[Your instructions]: In full and without deviation, write out the entries that follow.

>> START Data supplied

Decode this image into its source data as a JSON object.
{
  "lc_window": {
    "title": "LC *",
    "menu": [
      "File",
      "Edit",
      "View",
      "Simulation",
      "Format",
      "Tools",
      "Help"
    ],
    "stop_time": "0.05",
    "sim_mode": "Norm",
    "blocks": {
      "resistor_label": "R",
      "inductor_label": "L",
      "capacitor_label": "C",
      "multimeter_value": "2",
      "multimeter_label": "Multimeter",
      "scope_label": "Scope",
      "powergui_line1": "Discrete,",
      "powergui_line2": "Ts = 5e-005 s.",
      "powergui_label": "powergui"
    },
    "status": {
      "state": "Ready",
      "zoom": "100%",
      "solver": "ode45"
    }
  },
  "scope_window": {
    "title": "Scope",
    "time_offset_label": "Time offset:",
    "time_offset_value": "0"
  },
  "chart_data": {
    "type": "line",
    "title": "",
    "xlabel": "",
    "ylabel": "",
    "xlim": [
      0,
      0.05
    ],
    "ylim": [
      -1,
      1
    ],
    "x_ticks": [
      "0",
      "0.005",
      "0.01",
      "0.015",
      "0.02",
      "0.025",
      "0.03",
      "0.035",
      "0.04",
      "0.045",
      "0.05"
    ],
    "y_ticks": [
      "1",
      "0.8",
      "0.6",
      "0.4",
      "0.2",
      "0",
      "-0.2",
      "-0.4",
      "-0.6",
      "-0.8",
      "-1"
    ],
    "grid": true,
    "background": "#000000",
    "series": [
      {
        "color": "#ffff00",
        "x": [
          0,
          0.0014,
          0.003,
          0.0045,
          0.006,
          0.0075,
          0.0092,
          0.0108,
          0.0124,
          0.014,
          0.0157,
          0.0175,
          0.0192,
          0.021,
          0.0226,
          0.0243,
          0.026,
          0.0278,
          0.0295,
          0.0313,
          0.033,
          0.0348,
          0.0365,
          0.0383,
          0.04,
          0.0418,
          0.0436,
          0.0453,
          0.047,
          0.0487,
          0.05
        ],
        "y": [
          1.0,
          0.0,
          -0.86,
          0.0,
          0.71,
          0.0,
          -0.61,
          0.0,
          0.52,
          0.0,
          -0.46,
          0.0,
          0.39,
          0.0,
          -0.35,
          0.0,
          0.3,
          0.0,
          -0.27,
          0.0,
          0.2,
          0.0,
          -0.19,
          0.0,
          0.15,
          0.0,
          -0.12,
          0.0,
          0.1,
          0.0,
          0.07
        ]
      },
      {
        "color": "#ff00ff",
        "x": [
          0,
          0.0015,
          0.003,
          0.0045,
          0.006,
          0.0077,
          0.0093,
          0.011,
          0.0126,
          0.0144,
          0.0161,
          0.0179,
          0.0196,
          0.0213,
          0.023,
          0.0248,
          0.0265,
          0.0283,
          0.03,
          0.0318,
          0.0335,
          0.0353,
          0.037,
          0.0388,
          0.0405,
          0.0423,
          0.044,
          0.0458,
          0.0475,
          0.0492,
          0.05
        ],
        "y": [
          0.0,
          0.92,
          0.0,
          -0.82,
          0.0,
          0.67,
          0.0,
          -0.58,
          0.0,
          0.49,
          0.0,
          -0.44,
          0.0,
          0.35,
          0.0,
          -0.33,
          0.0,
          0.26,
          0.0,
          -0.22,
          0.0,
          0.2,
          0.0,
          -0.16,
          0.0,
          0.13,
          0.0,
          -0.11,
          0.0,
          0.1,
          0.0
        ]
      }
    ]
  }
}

>> END Data supplied

[Written answer]:
Decode this image into its source data as a JSON object.
{
  "lc_window": {
    "title": "LC *",
    "menu": [
      "File",
      "Edit",
      "View",
      "Simulation",
      "Format",
      "Tools",
      "Help"
    ],
    "stop_time": "0.05",
    "sim_mode": "Norm",
    "blocks": {
      "resistor_label": "R",
      "inductor_label": "L",
      "capacitor_label": "C",
      "multimeter_value": "2",
      "multimeter_label": "Multimeter",
      "scope_label": "Scope",
      "powergui_line1": "Discrete,",
      "powergui_line2": "Ts = 5e-005 s.",
      "powergui_label": "powergui"
    },
    "status": {
      "state": "Ready",
      "zoom": "100%",
      "solver": "ode45"
    }
  },
  "scope_window": {
    "title": "Scope",
    "time_offset_label": "Time offset:",
    "time_offset_value": "0"
  },
  "chart_data": {
    "type": "line",
    "title": "",
    "xlabel": "",
    "ylabel": "",
    "xlim": [
      0,
      0.05
    ],
    "ylim": [
      -1,
      1
    ],
    "x_ticks": [
      "0",
      "0.005",
      "0.01",
      "0.015",
      "0.02",
      "0.025",
      "0.03",
      "0.035",
      "0.04",
      "0.045",
      "0.05"
    ],
    "y_ticks": [
      "1",
      "0.8",
      "0.6",
      "0.4",
      "0.2",
      "0",
      "-0.2",
      "-0.4",
      "-0.6",
      "-0.8",
      "-1"
    ],
    "grid": true,
    "background": "#000000",
    "series": [
      {
        "color": "#ffff00",
        "x": [
          0,
          0.0014,
          0.003,
          0.0045,
          0.006,
          0.0075,
          0.0092,
          0.0108,
          0.0124,
          0.014,
          0.0157,
          0.0175,
          0.0192,
          0.021,
          0.0226,
          0.0243,
          0.026,
          0.0278,
          0.0295,
          0.0313,
          0.033,
          0.0348,
          0.0365,
          0.0383,
          0.04,
          0.0418,
          0.0436,
          0.0453,
          0.047,
          0.0487,
          0.05
        ],
        "y": [
          1.0,
          0.0,
          -0.86,
          0.0,
          0.71,
          0.0,
          -0.61,
          0.0,
          0.52,
          0.0,
          -0.46,
          0.0,
          0.39,
          0.0,
          -0.35,
          0.0,
          0.3,
          0.0,
          -0.27,
          0.0,
          0.2,
          0.0,
          -0.19,
          0.0,
          0.15,
          0.0,
          -0.12,
          0.0,
          0.1,
          0.0,
          0.07
        ]
      },
      {
        "color": "#ff00ff",
        "x": [
          0,
          0.0015,
          0.003,
          0.0045,
          0.006,
          0.0077,
          0.0093,
          0.011,
          0.0126,
          0.0144,
          0.0161,
          0.0179,
          0.0196,
          0.0213,
          0.023,
          0.0248,
          0.0265,
          0.0283,
          0.03,
          0.0318,
          0.0335,
          0.0353,
          0.037,
          0.0388,
          0.0405,
          0.0423,
          0.044,
          0.0458,
          0.0475,
          0.0492,
          0.05
        ],
        "y": [
          0.0,
          0.92,
          0.0,
          -0.82,
          0.0,
          0.67,
          0.0,
          -0.58,
          0.0,
          0.49,
          0.0,
          -0.44,
          0.0,
          0.35,
          0.0,
          -0.33,
          0.0,
          0.26,
          0.0,
          -0.22,
          0.0,
          0.2,
          0.0,
          -0.16,
          0.0,
          0.13,
          0.0,
          -0.11,
          0.0,
          0.1,
          0.0
        ]
      }
    ]
  }
}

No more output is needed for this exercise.